EXERCISE DIRECTIONS
Collect every line below that contains the word "Ihre".

DATASET RECORDS
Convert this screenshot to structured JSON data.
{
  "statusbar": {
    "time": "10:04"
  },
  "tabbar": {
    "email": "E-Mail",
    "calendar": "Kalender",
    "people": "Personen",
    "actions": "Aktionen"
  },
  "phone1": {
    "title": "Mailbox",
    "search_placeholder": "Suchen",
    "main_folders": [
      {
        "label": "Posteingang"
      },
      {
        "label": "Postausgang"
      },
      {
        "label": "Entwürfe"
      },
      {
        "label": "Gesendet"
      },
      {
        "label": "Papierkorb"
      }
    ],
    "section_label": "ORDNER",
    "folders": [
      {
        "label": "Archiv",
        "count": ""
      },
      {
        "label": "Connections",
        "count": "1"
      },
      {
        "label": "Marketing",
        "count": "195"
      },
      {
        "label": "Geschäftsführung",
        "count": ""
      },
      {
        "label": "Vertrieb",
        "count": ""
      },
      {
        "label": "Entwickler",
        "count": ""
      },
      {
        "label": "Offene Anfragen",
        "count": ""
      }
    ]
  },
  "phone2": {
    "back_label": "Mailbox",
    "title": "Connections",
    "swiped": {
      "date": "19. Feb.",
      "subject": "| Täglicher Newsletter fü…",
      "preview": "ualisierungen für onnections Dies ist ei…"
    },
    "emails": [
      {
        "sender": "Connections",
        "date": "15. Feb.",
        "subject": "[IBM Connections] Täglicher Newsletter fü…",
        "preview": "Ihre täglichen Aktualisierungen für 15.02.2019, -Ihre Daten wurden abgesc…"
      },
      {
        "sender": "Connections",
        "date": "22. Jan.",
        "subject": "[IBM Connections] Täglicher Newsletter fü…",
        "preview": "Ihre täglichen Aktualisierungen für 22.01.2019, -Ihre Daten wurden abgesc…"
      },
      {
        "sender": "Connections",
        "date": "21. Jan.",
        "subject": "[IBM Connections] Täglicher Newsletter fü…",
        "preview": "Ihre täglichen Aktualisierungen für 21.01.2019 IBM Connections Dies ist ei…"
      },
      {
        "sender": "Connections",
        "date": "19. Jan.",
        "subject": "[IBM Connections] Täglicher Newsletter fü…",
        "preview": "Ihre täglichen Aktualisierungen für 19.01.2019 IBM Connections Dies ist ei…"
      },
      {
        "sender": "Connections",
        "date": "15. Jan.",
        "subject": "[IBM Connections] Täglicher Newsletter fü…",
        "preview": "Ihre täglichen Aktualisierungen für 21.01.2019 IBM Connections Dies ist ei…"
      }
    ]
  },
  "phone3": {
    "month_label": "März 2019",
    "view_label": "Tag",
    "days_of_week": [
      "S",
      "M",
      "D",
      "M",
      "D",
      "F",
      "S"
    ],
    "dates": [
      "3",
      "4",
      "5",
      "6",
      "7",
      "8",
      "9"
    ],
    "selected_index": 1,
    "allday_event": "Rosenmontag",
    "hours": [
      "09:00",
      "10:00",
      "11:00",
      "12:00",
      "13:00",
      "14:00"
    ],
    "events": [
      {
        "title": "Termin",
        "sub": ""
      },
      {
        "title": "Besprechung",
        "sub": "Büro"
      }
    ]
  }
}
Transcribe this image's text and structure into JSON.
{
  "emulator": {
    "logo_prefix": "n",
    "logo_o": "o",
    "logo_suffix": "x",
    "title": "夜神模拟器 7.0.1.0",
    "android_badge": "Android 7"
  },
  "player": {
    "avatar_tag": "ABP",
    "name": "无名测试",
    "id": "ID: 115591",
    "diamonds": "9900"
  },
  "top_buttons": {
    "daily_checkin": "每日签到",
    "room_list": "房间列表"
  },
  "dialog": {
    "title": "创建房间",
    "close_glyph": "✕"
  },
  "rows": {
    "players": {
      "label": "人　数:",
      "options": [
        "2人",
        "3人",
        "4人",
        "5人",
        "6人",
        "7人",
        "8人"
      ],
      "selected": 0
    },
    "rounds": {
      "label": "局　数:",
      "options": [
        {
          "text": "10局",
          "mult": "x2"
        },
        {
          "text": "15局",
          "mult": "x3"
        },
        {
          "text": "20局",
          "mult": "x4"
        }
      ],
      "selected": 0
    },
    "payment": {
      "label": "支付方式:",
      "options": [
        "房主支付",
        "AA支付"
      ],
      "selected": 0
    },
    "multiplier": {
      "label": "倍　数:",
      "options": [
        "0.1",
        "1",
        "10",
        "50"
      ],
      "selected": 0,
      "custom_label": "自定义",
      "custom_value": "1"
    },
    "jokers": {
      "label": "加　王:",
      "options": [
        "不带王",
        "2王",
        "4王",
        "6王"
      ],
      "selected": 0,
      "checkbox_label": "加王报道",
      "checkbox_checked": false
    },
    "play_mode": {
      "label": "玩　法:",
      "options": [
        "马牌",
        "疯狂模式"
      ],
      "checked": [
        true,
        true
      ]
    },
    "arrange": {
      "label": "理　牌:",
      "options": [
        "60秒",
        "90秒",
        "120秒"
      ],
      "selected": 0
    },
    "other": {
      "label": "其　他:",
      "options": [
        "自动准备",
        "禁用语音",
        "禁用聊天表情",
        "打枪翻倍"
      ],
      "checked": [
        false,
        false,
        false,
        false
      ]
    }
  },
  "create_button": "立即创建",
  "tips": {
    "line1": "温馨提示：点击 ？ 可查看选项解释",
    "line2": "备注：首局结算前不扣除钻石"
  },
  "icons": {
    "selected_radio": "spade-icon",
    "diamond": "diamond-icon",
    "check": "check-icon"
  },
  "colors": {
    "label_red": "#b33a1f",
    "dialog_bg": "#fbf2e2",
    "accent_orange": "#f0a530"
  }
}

SOLUTION
        "preview": "Ihre täglichen Aktualisierungen für 15.02.2019, -Ihre Daten wurden abgesc…"
        "preview": "Ihre täglichen Aktualisierungen für 22.01.2019, -Ihre Daten wurden abgesc…"
        "preview": "Ihre täglichen Aktualisierungen für 21.01.2019 IBM Connections Dies ist ei…"
        "preview": "Ihre täglichen Aktualisierungen für 19.01.2019 IBM Connections Dies ist ei…"
        "preview": "Ihre täglichen Aktualisierungen für 21.01.2019 IBM Connections Dies ist ei…"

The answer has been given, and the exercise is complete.